Element boundary records:

------------------------------------------------

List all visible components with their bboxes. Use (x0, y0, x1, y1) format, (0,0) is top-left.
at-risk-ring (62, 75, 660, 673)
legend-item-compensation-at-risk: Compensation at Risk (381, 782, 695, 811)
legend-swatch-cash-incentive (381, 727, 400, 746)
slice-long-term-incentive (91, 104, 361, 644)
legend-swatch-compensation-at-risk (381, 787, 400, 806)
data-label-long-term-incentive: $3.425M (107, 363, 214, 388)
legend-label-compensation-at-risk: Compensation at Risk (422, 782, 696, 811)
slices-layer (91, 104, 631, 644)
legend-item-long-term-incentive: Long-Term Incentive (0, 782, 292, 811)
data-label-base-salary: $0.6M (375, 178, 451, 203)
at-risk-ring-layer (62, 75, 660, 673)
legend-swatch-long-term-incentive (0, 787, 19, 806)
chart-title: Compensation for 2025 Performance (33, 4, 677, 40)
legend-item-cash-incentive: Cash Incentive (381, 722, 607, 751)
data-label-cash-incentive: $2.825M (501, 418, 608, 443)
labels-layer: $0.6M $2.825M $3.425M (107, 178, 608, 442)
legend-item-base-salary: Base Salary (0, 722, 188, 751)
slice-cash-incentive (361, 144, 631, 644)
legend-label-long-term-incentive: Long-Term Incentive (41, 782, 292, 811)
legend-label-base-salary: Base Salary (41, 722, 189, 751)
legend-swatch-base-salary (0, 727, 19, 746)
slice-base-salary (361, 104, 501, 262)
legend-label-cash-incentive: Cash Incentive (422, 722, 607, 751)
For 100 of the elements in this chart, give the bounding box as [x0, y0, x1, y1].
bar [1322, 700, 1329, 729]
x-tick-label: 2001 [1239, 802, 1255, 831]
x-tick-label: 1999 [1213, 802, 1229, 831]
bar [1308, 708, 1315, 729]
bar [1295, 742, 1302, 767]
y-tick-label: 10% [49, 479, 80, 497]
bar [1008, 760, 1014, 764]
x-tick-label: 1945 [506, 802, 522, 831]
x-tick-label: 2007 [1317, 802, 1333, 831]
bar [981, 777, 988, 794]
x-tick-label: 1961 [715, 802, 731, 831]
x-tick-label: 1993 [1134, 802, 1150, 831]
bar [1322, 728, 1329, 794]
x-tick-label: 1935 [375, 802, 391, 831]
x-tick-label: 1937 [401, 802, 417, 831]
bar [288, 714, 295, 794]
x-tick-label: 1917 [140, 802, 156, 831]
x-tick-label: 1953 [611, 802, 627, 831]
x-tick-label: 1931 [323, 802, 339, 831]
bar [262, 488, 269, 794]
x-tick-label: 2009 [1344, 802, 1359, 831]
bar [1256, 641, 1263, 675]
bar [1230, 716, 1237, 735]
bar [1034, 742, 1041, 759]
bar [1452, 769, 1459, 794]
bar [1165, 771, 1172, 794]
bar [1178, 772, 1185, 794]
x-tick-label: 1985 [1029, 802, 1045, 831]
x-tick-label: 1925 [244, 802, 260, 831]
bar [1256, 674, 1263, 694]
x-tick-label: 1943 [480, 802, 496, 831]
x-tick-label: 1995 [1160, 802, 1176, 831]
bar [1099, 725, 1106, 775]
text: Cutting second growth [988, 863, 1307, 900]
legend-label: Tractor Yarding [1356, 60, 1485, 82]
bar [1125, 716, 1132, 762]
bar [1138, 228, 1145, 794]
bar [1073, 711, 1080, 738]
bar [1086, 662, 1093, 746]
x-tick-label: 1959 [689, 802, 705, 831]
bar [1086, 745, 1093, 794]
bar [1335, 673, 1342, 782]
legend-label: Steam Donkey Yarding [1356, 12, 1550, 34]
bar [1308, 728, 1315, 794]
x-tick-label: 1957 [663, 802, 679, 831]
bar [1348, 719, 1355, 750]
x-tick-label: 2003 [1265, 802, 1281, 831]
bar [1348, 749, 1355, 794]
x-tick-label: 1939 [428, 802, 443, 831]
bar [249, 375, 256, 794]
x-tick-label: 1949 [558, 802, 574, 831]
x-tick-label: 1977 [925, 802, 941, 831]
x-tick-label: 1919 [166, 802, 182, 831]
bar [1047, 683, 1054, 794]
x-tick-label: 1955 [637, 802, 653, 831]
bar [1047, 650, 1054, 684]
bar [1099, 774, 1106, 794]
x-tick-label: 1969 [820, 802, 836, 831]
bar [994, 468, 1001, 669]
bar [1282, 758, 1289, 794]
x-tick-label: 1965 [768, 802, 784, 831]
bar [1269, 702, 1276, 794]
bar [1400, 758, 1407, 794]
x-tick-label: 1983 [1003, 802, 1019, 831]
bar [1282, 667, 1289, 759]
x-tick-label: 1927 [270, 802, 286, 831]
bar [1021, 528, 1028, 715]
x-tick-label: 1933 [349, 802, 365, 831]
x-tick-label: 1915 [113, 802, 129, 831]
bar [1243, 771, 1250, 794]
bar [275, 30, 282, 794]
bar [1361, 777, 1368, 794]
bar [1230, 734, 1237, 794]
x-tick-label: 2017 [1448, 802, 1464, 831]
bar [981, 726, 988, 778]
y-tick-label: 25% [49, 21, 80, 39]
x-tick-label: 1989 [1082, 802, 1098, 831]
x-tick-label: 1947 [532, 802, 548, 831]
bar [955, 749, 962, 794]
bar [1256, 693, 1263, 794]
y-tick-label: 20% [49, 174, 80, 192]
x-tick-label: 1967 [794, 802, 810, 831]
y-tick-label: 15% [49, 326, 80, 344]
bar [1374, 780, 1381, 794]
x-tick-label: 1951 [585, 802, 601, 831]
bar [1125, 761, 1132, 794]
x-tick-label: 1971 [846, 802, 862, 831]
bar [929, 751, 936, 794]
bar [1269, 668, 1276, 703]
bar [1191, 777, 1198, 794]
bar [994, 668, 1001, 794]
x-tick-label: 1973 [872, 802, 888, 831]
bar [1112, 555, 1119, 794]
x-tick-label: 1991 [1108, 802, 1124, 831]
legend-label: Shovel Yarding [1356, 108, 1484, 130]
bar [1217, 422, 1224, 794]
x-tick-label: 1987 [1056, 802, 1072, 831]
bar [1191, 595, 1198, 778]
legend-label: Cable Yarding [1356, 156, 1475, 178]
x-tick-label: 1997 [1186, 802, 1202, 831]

------------------------------------------------

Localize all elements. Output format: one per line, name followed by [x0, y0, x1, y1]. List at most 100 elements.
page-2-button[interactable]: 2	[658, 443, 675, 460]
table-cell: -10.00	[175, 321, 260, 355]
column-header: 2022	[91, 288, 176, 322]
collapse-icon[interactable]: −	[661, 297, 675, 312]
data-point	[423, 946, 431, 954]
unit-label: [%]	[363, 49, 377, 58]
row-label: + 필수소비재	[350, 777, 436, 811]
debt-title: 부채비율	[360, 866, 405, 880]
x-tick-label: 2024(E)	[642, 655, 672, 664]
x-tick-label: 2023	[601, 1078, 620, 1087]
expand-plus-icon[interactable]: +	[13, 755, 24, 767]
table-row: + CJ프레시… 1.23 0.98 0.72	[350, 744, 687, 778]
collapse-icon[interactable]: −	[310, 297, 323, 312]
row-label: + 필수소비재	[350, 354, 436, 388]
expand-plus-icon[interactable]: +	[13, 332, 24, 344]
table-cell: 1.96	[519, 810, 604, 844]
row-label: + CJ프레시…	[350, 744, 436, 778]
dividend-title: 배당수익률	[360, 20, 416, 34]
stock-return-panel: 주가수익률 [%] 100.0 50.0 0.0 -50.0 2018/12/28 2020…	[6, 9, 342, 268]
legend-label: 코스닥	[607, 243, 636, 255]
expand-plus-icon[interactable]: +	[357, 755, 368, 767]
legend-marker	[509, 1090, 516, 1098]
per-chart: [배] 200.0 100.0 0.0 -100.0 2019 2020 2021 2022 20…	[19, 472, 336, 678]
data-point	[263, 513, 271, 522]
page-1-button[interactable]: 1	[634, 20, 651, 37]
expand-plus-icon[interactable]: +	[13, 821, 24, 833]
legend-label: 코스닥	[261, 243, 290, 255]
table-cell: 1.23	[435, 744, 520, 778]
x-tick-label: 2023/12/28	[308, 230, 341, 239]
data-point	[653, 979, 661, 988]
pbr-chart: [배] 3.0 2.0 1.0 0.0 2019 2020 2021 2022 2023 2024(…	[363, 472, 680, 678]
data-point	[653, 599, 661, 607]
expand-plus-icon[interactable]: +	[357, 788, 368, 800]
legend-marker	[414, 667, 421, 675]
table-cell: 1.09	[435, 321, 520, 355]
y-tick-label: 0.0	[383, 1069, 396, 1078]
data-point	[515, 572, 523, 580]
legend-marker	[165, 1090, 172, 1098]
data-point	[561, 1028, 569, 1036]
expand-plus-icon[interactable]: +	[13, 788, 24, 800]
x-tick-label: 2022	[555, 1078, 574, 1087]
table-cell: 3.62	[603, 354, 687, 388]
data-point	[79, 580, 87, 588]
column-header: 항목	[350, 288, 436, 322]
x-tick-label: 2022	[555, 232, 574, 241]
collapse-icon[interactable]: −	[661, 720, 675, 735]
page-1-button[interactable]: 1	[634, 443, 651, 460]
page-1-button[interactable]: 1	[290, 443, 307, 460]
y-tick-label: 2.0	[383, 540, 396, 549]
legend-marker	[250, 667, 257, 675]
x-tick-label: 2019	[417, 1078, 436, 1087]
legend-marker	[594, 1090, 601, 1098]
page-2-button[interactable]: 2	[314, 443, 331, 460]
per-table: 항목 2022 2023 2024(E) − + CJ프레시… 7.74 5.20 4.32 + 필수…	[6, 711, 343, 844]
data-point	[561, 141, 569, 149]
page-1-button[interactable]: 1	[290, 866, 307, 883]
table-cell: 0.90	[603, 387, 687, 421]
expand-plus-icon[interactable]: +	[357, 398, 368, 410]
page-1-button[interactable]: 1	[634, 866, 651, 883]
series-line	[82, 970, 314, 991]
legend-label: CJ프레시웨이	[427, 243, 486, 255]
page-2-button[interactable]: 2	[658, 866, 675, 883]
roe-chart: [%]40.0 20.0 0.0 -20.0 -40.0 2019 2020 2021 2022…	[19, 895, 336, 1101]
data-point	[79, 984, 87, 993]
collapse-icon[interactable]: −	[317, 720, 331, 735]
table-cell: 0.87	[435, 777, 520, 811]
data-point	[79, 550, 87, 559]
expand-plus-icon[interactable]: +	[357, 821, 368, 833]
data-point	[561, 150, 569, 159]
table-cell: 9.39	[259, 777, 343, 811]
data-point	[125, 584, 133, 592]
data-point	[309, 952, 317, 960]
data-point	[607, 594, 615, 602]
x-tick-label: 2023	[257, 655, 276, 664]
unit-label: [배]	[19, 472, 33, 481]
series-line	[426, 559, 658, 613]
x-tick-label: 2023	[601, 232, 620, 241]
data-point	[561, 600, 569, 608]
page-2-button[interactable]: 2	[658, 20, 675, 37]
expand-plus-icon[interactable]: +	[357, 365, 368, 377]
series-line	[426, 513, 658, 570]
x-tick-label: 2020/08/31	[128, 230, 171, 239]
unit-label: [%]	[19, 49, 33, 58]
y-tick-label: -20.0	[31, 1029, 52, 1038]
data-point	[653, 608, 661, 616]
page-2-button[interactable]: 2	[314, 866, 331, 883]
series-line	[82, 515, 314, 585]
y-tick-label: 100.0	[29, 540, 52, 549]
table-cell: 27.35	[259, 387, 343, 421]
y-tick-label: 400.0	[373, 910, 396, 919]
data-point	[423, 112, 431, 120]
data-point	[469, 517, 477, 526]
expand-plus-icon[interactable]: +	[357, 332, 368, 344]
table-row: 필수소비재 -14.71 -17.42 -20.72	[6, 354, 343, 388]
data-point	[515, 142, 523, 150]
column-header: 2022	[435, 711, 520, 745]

------------------------------------------------

- **TASK**: Copy the lines in the records above exactly as they appear, running from the line that contains "List all visible" through the line that contains "slices-layer (91, 104, 631, 644)", both included.

- **WRITTEN RESPONSE**:
List all visible components with their bboxes. Use (x0, y0, x1, y1) format, (0,0) is top-left.
at-risk-ring (62, 75, 660, 673)
legend-item-compensation-at-risk: Compensation at Risk (381, 782, 695, 811)
legend-swatch-cash-incentive (381, 727, 400, 746)
slice-long-term-incentive (91, 104, 361, 644)
legend-swatch-compensation-at-risk (381, 787, 400, 806)
data-label-long-term-incentive: $3.425M (107, 363, 214, 388)
legend-label-compensation-at-risk: Compensation at Risk (422, 782, 696, 811)
slices-layer (91, 104, 631, 644)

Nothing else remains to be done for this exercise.